Problem to work on:
Without including the pictures, copy out every line below.

* BEGIN Data for the task *

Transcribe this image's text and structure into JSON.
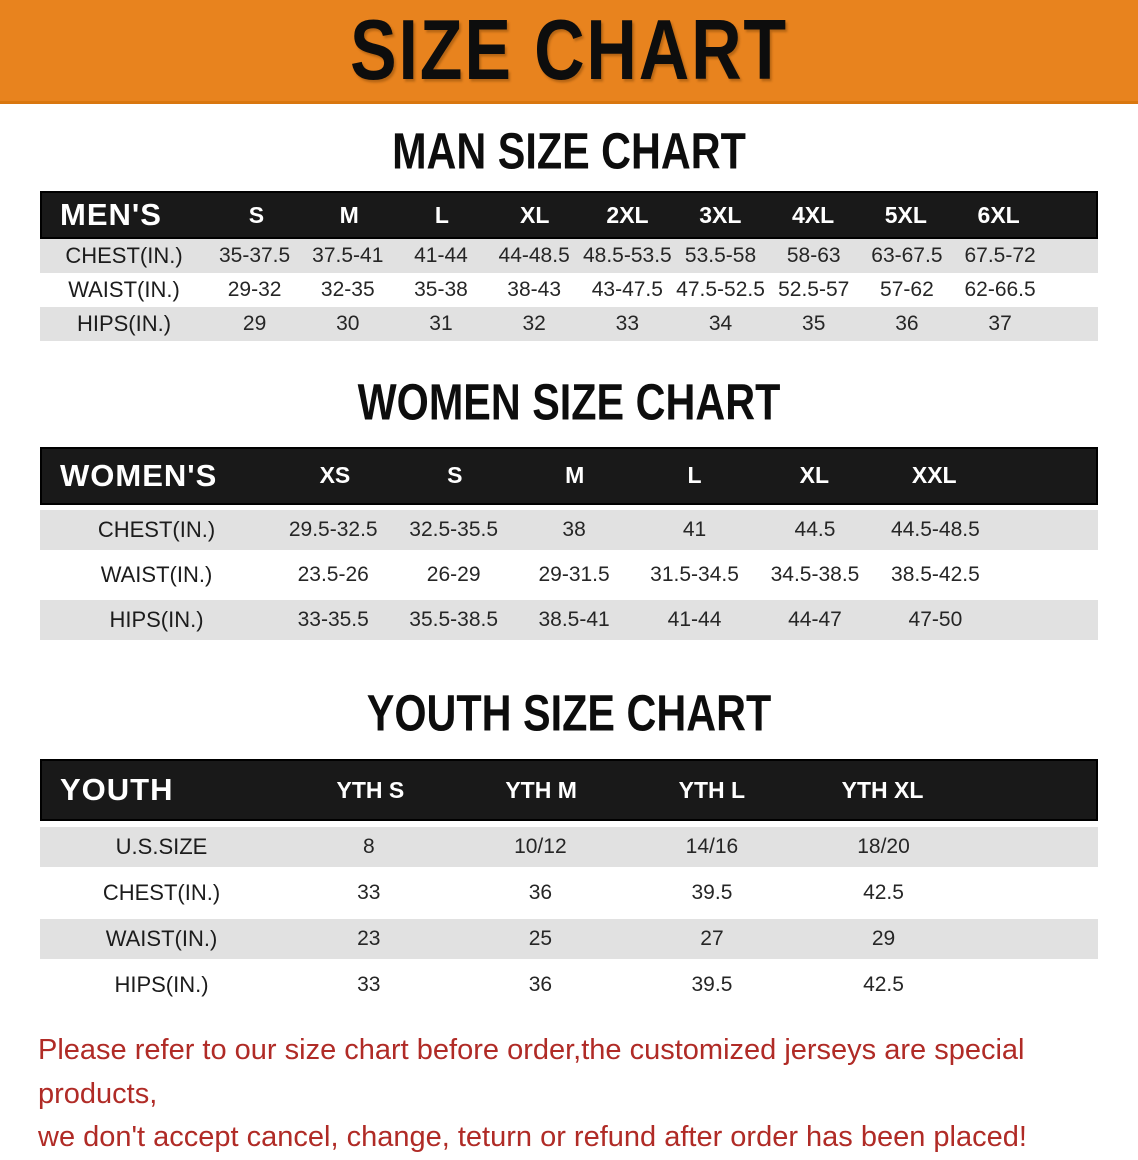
{
  "banner": {
    "title": "SIZE CHART"
  },
  "headings": {
    "men": "MAN SIZE CHART",
    "women": "WOMEN SIZE CHART",
    "youth": "YOUTH SIZE CHART"
  },
  "sections": {
    "men": {
      "header_label": "MEN'S",
      "columns": [
        "S",
        "M",
        "L",
        "XL",
        "2XL",
        "3XL",
        "4XL",
        "5XL",
        "6XL"
      ],
      "rows": [
        {
          "label": "CHEST(IN.)",
          "values": [
            "35-37.5",
            "37.5-41",
            "41-44",
            "44-48.5",
            "48.5-53.5",
            "53.5-58",
            "58-63",
            "63-67.5",
            "67.5-72"
          ]
        },
        {
          "label": "WAIST(IN.)",
          "values": [
            "29-32",
            "32-35",
            "35-38",
            "38-43",
            "43-47.5",
            "47.5-52.5",
            "52.5-57",
            "57-62",
            "62-66.5"
          ]
        },
        {
          "label": "HIPS(IN.)",
          "values": [
            "29",
            "30",
            "31",
            "32",
            "33",
            "34",
            "35",
            "36",
            "37"
          ]
        }
      ]
    },
    "women": {
      "header_label": "WOMEN'S",
      "columns": [
        "XS",
        "S",
        "M",
        "L",
        "XL",
        "XXL"
      ],
      "rows": [
        {
          "label": "CHEST(IN.)",
          "values": [
            "29.5-32.5",
            "32.5-35.5",
            "38",
            "41",
            "44.5",
            "44.5-48.5"
          ]
        },
        {
          "label": "WAIST(IN.)",
          "values": [
            "23.5-26",
            "26-29",
            "29-31.5",
            "31.5-34.5",
            "34.5-38.5",
            "38.5-42.5"
          ]
        },
        {
          "label": "HIPS(IN.)",
          "values": [
            "33-35.5",
            "35.5-38.5",
            "38.5-41",
            "41-44",
            "44-47",
            "47-50"
          ]
        }
      ]
    },
    "youth": {
      "header_label": "YOUTH",
      "columns": [
        "YTH S",
        "YTH M",
        "YTH L",
        "YTH XL"
      ],
      "rows": [
        {
          "label": "U.S.SIZE",
          "values": [
            "8",
            "10/12",
            "14/16",
            "18/20"
          ]
        },
        {
          "label": "CHEST(IN.)",
          "values": [
            "33",
            "36",
            "39.5",
            "42.5"
          ]
        },
        {
          "label": "WAIST(IN.)",
          "values": [
            "23",
            "25",
            "27",
            "29"
          ]
        },
        {
          "label": "HIPS(IN.)",
          "values": [
            "33",
            "36",
            "39.5",
            "42.5"
          ]
        }
      ]
    }
  },
  "footer": {
    "line1": "Please refer to our size chart before order,the customized jerseys are special products,",
    "line2": "we don't accept cancel, change, teturn or refund after order has been placed!"
  },
  "colors": {
    "banner_orange": "#E8831E",
    "header_black": "#191919",
    "row_gray": "#E1E1E1",
    "footer_red": "#B02B26"
  }
}
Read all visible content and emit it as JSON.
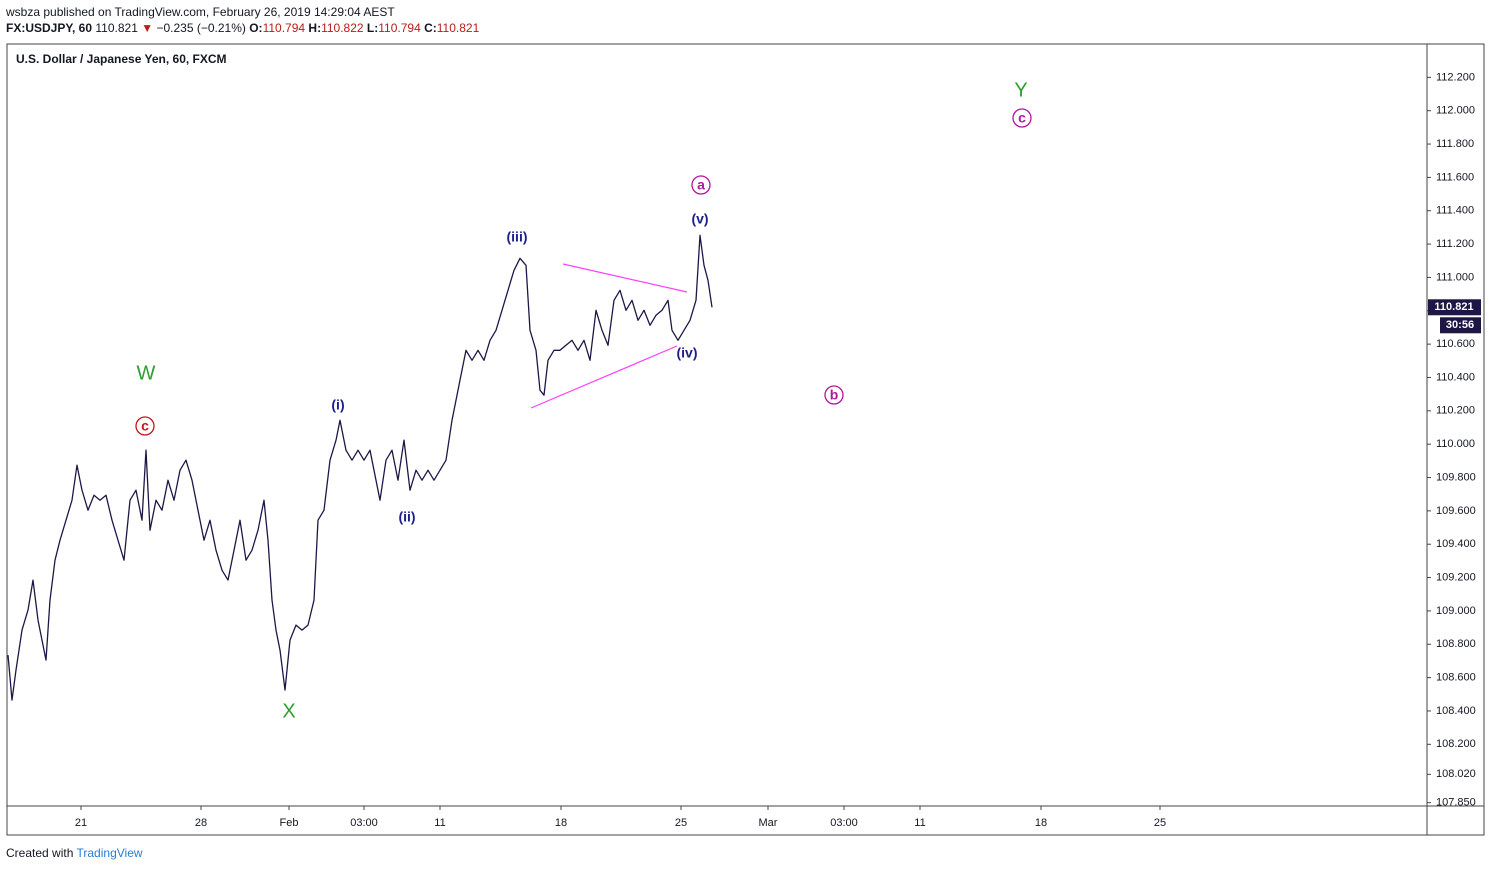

* END Data for the task *

Exercise output:
Transcribe this image's text and structure into JSON.
{
  "banner": {
    "title": "SIZE CHART"
  },
  "headings": {
    "men": "MAN SIZE CHART",
    "women": "WOMEN SIZE CHART",
    "youth": "YOUTH SIZE CHART"
  },
  "sections": {
    "men": {
      "header_label": "MEN'S",
      "columns": [
        "S",
        "M",
        "L",
        "XL",
        "2XL",
        "3XL",
        "4XL",
        "5XL",
        "6XL"
      ],
      "rows": [
        {
          "label": "CHEST(IN.)",
          "values": [
            "35-37.5",
            "37.5-41",
            "41-44",
            "44-48.5",
            "48.5-53.5",
            "53.5-58",
            "58-63",
            "63-67.5",
            "67.5-72"
          ]
        },
        {
          "label": "WAIST(IN.)",
          "values": [
            "29-32",
            "32-35",
            "35-38",
            "38-43",
            "43-47.5",
            "47.5-52.5",
            "52.5-57",
            "57-62",
            "62-66.5"
          ]
        },
        {
          "label": "HIPS(IN.)",
          "values": [
            "29",
            "30",
            "31",
            "32",
            "33",
            "34",
            "35",
            "36",
            "37"
          ]
        }
      ]
    },
    "women": {
      "header_label": "WOMEN'S",
      "columns": [
        "XS",
        "S",
        "M",
        "L",
        "XL",
        "XXL"
      ],
      "rows": [
        {
          "label": "CHEST(IN.)",
          "values": [
            "29.5-32.5",
            "32.5-35.5",
            "38",
            "41",
            "44.5",
            "44.5-48.5"
          ]
        },
        {
          "label": "WAIST(IN.)",
          "values": [
            "23.5-26",
            "26-29",
            "29-31.5",
            "31.5-34.5",
            "34.5-38.5",
            "38.5-42.5"
          ]
        },
        {
          "label": "HIPS(IN.)",
          "values": [
            "33-35.5",
            "35.5-38.5",
            "38.5-41",
            "41-44",
            "44-47",
            "47-50"
          ]
        }
      ]
    },
    "youth": {
      "header_label": "YOUTH",
      "columns": [
        "YTH S",
        "YTH M",
        "YTH L",
        "YTH XL"
      ],
      "rows": [
        {
          "label": "U.S.SIZE",
          "values": [
            "8",
            "10/12",
            "14/16",
            "18/20"
          ]
        },
        {
          "label": "CHEST(IN.)",
          "values": [
            "33",
            "36",
            "39.5",
            "42.5"
          ]
        },
        {
          "label": "WAIST(IN.)",
          "values": [
            "23",
            "25",
            "27",
            "29"
          ]
        },
        {
          "label": "HIPS(IN.)",
          "values": [
            "33",
            "36",
            "39.5",
            "42.5"
          ]
        }
      ]
    }
  },
  "footer": {
    "line1": "Please refer to our size chart before order,the customized jerseys are special products,",
    "line2": "we don't accept cancel, change, teturn or refund after order has been placed!"
  },
  "colors": {
    "banner_orange": "#E8831E",
    "header_black": "#191919",
    "row_gray": "#E1E1E1",
    "footer_red": "#B02B26"
  }
}
Read all visible content and emit it as JSON.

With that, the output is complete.